--- Provided data ---

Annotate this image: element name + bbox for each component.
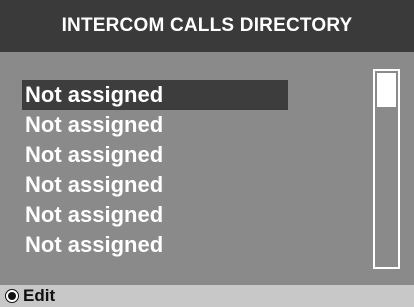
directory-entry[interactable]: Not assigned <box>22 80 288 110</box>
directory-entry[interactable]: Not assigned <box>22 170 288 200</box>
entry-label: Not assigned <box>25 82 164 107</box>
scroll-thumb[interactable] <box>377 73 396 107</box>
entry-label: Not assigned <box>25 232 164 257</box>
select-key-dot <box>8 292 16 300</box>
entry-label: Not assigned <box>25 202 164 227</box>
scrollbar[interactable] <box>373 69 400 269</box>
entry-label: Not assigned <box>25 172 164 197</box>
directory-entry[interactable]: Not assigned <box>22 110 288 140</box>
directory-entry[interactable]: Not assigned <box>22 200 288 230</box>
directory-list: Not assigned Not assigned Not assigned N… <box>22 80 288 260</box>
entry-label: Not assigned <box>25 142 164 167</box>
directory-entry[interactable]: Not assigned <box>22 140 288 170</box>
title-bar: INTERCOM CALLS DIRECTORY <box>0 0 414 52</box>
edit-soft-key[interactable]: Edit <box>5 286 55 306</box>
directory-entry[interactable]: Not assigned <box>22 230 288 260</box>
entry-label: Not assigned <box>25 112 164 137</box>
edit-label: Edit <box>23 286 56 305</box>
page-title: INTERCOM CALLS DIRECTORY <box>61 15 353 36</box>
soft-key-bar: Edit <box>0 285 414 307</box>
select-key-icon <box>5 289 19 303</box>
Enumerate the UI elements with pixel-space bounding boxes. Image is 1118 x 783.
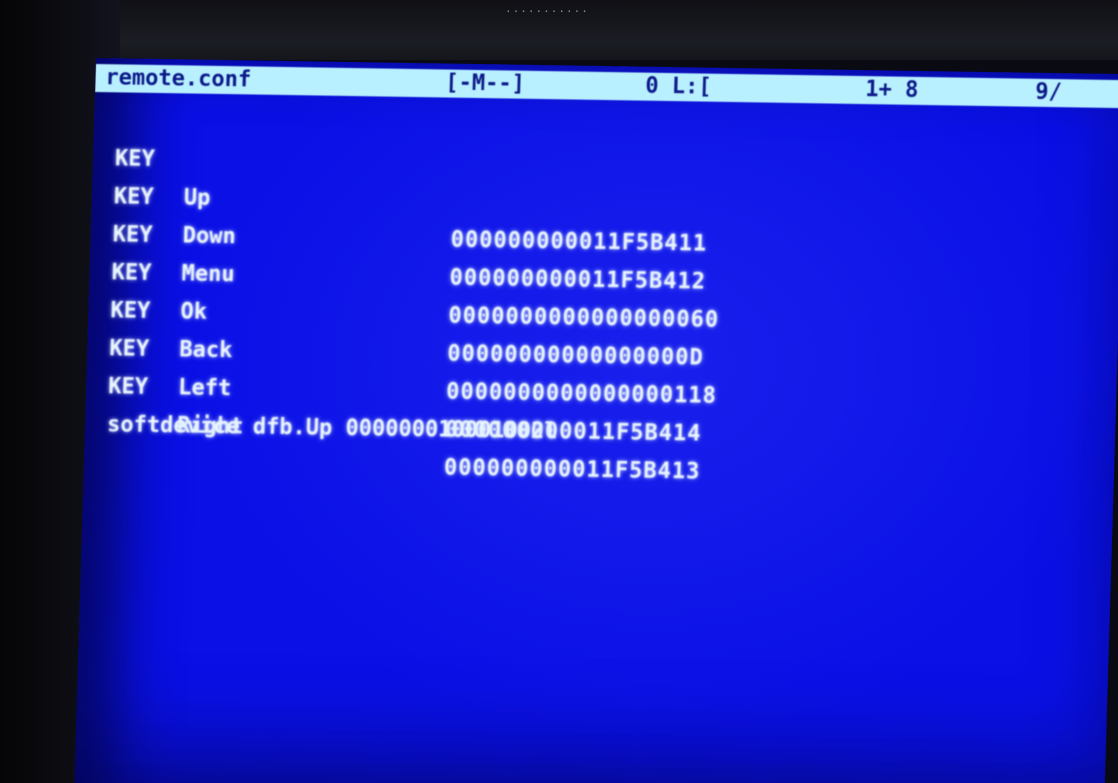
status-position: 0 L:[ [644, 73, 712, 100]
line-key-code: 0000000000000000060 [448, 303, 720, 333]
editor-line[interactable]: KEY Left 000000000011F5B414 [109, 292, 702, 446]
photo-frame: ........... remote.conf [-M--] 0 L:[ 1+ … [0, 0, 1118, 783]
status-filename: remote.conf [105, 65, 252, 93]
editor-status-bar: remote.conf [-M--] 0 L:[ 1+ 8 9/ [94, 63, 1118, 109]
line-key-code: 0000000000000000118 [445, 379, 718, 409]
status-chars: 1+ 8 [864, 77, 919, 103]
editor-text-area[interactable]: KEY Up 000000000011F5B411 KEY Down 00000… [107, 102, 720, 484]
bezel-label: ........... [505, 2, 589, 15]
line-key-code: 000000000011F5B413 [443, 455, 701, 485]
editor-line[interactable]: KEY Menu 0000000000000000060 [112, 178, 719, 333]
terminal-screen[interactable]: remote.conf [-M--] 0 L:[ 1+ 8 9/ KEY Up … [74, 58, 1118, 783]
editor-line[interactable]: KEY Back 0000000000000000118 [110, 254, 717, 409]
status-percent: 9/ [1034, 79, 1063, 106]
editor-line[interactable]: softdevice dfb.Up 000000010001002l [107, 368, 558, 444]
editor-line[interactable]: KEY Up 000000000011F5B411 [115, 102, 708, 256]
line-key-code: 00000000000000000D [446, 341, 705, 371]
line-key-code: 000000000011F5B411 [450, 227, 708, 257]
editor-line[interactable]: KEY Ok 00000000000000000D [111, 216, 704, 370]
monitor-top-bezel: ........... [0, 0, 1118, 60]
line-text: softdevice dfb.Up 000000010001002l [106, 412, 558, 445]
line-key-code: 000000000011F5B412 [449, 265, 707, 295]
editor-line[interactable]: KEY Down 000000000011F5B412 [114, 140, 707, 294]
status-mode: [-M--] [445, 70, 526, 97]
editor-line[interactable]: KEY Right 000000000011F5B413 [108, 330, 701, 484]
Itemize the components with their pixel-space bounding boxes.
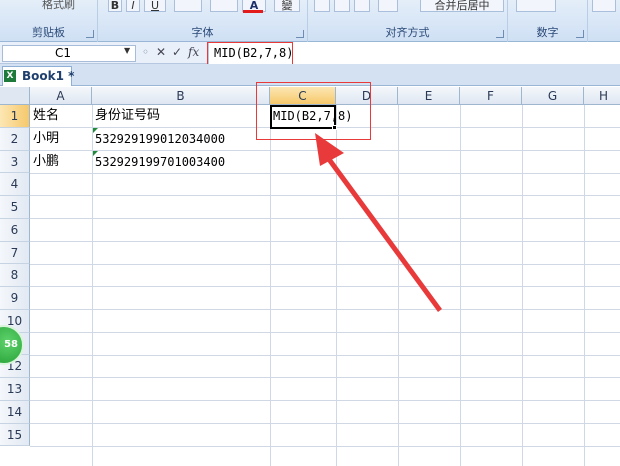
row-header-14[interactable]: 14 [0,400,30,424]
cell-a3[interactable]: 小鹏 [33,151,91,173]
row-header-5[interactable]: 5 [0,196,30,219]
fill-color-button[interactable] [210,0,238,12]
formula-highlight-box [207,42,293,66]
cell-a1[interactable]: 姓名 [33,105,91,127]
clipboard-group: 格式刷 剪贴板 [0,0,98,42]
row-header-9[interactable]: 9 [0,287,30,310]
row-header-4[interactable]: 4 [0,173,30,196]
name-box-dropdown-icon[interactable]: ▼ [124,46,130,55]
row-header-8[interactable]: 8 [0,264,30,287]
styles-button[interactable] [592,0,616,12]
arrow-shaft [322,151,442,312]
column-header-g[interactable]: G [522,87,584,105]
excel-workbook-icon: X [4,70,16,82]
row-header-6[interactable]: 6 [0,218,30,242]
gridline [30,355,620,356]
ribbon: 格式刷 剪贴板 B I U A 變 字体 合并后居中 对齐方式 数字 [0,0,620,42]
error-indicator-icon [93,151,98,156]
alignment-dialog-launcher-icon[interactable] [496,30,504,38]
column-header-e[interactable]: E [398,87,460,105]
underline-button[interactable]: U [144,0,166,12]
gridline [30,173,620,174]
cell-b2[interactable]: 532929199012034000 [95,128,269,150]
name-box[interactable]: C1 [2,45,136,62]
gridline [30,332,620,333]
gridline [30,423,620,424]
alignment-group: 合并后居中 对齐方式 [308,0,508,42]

---

▶ _Task goal_:
Reproduce all of the records above, substituting "Unassigned" for each occurrence of "Not assigned" and keeping everything else unchanged. Omit the pictures from your answer.

▶ _The output_:
Annotate this image: element name + bbox for each component.
directory-entry[interactable]: Unassigned <box>22 80 288 110</box>
directory-entry[interactable]: Unassigned <box>22 170 288 200</box>
entry-label: Unassigned <box>25 82 164 107</box>
scroll-thumb[interactable] <box>377 73 396 107</box>
entry-label: Unassigned <box>25 232 164 257</box>
select-key-dot <box>8 292 16 300</box>
entry-label: Unassigned <box>25 202 164 227</box>
scrollbar[interactable] <box>373 69 400 269</box>
entry-label: Unassigned <box>25 172 164 197</box>
directory-entry[interactable]: Unassigned <box>22 110 288 140</box>
directory-entry[interactable]: Unassigned <box>22 200 288 230</box>
directory-list: Unassigned Unassigned Unassigned N… <box>22 80 288 260</box>
entry-label: Unassigned <box>25 142 164 167</box>
directory-entry[interactable]: Unassigned <box>22 140 288 170</box>
title-bar: INTERCOM CALLS DIRECTORY <box>0 0 414 52</box>
edit-soft-key[interactable]: Edit <box>5 286 55 306</box>
directory-entry[interactable]: Unassigned <box>22 230 288 260</box>
entry-label: Unassigned <box>25 112 164 137</box>
edit-label: Edit <box>23 286 56 305</box>
page-title: INTERCOM CALLS DIRECTORY <box>61 15 353 36</box>
soft-key-bar: Edit <box>0 285 414 307</box>
select-key-icon <box>5 289 19 303</box>
Enumerate the UI elements with pixel-space bounding boxes. Image is 1118 x 783.
status-position: 0 L:[ [644, 73, 712, 100]
line-key-code: 0000000000000000060 [448, 303, 720, 333]
editor-line[interactable]: KEY Left 000000000011F5B414 [109, 292, 702, 446]
photo-frame: ........... remote.conf [-M--] 0 L:[ 1+ … [0, 0, 1118, 783]
status-filename: remote.conf [105, 65, 252, 93]
editor-status-bar: remote.conf [-M--] 0 L:[ 1+ 8 9/ [94, 63, 1118, 109]
line-key-code: 0000000000000000118 [445, 379, 718, 409]
status-chars: 1+ 8 [864, 77, 919, 103]
editor-text-area[interactable]: KEY Up 000000000011F5B411 KEY Down 00000… [107, 102, 720, 484]
bezel-label: ........... [505, 2, 589, 15]
line-key-code: 000000000011F5B413 [443, 455, 701, 485]
editor-line[interactable]: KEY Menu 0000000000000000060 [112, 178, 719, 333]
terminal-screen[interactable]: remote.conf [-M--] 0 L:[ 1+ 8 9/ KEY Up … [74, 58, 1118, 783]
editor-line[interactable]: KEY Back 0000000000000000118 [110, 254, 717, 409]
status-percent: 9/ [1034, 79, 1063, 106]
editor-line[interactable]: softdevice dfb.Up 000000010001002l [107, 368, 558, 444]
editor-line[interactable]: KEY Up 000000000011F5B411 [115, 102, 708, 256]
line-key-code: 00000000000000000D [446, 341, 705, 371]
line-key-code: 000000000011F5B411 [450, 227, 708, 257]
editor-line[interactable]: KEY Ok 00000000000000000D [111, 216, 704, 370]
monitor-top-bezel: ........... [0, 0, 1118, 60]
line-text: softdevice dfb.Up 000000010001002l [106, 412, 558, 445]
line-key-code: 000000000011F5B412 [449, 265, 707, 295]
editor-line[interactable]: KEY Down 000000000011F5B412 [114, 140, 707, 294]
status-mode: [-M--] [445, 70, 526, 97]
editor-line[interactable]: KEY Right 000000000011F5B413 [108, 330, 701, 484]
Itemize the components with their pixel-space bounding boxes.
row-header-14[interactable]: 14 [0,400,30,424]
cell-a3[interactable]: 小鹏 [33,151,91,173]
row-header-5[interactable]: 5 [0,196,30,219]
fill-color-button[interactable] [210,0,238,12]
formula-highlight-box [207,42,293,66]
cell-a1[interactable]: 姓名 [33,105,91,127]
clipboard-group: 格式刷 剪贴板 [0,0,98,42]
row-header-9[interactable]: 9 [0,287,30,310]
row-header-4[interactable]: 4 [0,173,30,196]
name-box-dropdown-icon[interactable]: ▼ [124,46,130,55]
row-header-8[interactable]: 8 [0,264,30,287]
styles-button[interactable] [592,0,616,12]
arrow-shaft [322,151,442,312]
column-header-g[interactable]: G [522,87,584,105]
excel-workbook-icon: X [4,70,16,82]
row-header-6[interactable]: 6 [0,218,30,242]
gridline [30,355,620,356]
ribbon: 格式刷 剪贴板 B I U A 變 字体 合并后居中 对齐方式 数字 [0,0,620,42]
error-indicator-icon [93,151,98,156]
alignment-dialog-launcher-icon[interactable] [496,30,504,38]
column-header-e[interactable]: E [398,87,460,105]
underline-button[interactable]: U [144,0,166,12]
gridline [30,173,620,174]
cell-b2[interactable]: 532929199012034000 [95,128,269,150]
name-box[interactable]: C1 [2,45,136,62]
gridline [30,332,620,333]
gridline [30,423,620,424]
alignment-group: 合并后居中 对齐方式 [308,0,508,42]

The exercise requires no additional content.